### [Problem to solve]
Reproduce the listing below in its entirety. Change nothing.

### [Records for processing]
begin

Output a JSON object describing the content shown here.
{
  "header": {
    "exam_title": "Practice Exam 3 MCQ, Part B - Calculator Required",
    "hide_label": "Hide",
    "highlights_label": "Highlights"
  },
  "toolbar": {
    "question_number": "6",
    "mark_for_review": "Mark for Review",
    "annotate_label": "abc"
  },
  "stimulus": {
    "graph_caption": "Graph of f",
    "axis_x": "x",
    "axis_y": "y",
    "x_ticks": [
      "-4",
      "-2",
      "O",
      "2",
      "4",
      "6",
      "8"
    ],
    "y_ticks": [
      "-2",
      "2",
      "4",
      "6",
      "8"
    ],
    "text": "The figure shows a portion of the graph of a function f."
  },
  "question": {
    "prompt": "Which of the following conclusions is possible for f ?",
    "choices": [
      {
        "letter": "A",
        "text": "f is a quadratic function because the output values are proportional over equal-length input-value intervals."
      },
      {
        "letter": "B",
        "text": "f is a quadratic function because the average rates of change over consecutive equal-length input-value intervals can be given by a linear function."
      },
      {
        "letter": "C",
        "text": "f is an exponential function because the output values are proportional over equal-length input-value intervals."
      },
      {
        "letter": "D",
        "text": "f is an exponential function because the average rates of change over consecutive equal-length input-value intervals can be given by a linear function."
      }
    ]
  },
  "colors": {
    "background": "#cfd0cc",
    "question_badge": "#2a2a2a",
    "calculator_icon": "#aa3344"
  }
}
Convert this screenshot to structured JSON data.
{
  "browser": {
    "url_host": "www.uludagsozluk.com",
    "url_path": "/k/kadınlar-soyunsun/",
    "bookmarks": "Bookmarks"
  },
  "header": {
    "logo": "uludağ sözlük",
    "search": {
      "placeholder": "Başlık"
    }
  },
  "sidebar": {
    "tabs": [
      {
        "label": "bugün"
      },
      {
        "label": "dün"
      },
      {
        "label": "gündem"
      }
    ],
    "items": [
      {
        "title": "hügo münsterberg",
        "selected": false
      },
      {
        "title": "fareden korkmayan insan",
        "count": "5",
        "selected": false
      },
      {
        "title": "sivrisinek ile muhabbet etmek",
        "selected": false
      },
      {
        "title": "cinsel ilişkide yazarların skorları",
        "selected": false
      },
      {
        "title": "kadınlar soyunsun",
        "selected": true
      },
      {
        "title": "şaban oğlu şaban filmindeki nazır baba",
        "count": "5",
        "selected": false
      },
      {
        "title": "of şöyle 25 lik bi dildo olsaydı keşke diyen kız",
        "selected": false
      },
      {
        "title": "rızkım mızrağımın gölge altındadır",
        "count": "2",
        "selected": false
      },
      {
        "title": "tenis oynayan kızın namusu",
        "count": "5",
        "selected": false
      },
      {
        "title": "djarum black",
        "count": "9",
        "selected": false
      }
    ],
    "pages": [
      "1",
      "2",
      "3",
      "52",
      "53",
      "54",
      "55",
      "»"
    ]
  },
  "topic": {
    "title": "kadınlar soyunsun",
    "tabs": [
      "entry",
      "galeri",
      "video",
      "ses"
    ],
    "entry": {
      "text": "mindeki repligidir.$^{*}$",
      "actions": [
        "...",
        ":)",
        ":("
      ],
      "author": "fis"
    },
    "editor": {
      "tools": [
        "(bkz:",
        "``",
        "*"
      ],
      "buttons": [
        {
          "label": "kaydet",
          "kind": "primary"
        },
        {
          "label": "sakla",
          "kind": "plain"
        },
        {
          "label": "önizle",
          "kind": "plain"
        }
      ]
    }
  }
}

end

### [Expected answer]
Output a JSON object describing the content shown here.
{
  "header": {
    "exam_title": "Practice Exam 3 MCQ, Part B - Calculator Required",
    "hide_label": "Hide",
    "highlights_label": "Highlights"
  },
  "toolbar": {
    "question_number": "6",
    "mark_for_review": "Mark for Review",
    "annotate_label": "abc"
  },
  "stimulus": {
    "graph_caption": "Graph of f",
    "axis_x": "x",
    "axis_y": "y",
    "x_ticks": [
      "-4",
      "-2",
      "O",
      "2",
      "4",
      "6",
      "8"
    ],
    "y_ticks": [
      "-2",
      "2",
      "4",
      "6",
      "8"
    ],
    "text": "The figure shows a portion of the graph of a function f."
  },
  "question": {
    "prompt": "Which of the following conclusions is possible for f ?",
    "choices": [
      {
        "letter": "A",
        "text": "f is a quadratic function because the output values are proportional over equal-length input-value intervals."
      },
      {
        "letter": "B",
        "text": "f is a quadratic function because the average rates of change over consecutive equal-length input-value intervals can be given by a linear function."
      },
      {
        "letter": "C",
        "text": "f is an exponential function because the output values are proportional over equal-length input-value intervals."
      },
      {
        "letter": "D",
        "text": "f is an exponential function because the average rates of change over consecutive equal-length input-value intervals can be given by a linear function."
      }
    ]
  },
  "colors": {
    "background": "#cfd0cc",
    "question_badge": "#2a2a2a",
    "calculator_icon": "#aa3344"
  }
}
Convert this screenshot to structured JSON data.
{
  "browser": {
    "url_host": "www.uludagsozluk.com",
    "url_path": "/k/kadınlar-soyunsun/",
    "bookmarks": "Bookmarks"
  },
  "header": {
    "logo": "uludağ sözlük",
    "search": {
      "placeholder": "Başlık"
    }
  },
  "sidebar": {
    "tabs": [
      {
        "label": "bugün"
      },
      {
        "label": "dün"
      },
      {
        "label": "gündem"
      }
    ],
    "items": [
      {
        "title": "hügo münsterberg",
        "selected": false
      },
      {
        "title": "fareden korkmayan insan",
        "count": "5",
        "selected": false
      },
      {
        "title": "sivrisinek ile muhabbet etmek",
        "selected": false
      },
      {
        "title": "cinsel ilişkide yazarların skorları",
        "selected": false
      },
      {
        "title": "kadınlar soyunsun",
        "selected": true
      },
      {
        "title": "şaban oğlu şaban filmindeki nazır baba",
        "count": "5",
        "selected": false
      },
      {
        "title": "of şöyle 25 lik bi dildo olsaydı keşke diyen kız",
        "selected": false
      },
      {
        "title": "rızkım mızrağımın gölge altındadır",
        "count": "2",
        "selected": false
      },
      {
        "title": "tenis oynayan kızın namusu",
        "count": "5",
        "selected": false
      },
      {
        "title": "djarum black",
        "count": "9",
        "selected": false
      }
    ],
    "pages": [
      "1",
      "2",
      "3",
      "52",
      "53",
      "54",
      "55",
      "»"
    ]
  },
  "topic": {
    "title": "kadınlar soyunsun",
    "tabs": [
      "entry",
      "galeri",
      "video",
      "ses"
    ],
    "entry": {
      "text": "mindeki repligidir.$^{*}$",
      "actions": [
        "...",
        ":)",
        ":("
      ],
      "author": "fis"
    },
    "editor": {
      "tools": [
        "(bkz:",
        "``",
        "*"
      ],
      "buttons": [
        {
          "label": "kaydet",
          "kind": "primary"
        },
        {
          "label": "sakla",
          "kind": "plain"
        },
        {
          "label": "önizle",
          "kind": "plain"
        }
      ]
    }
  }
}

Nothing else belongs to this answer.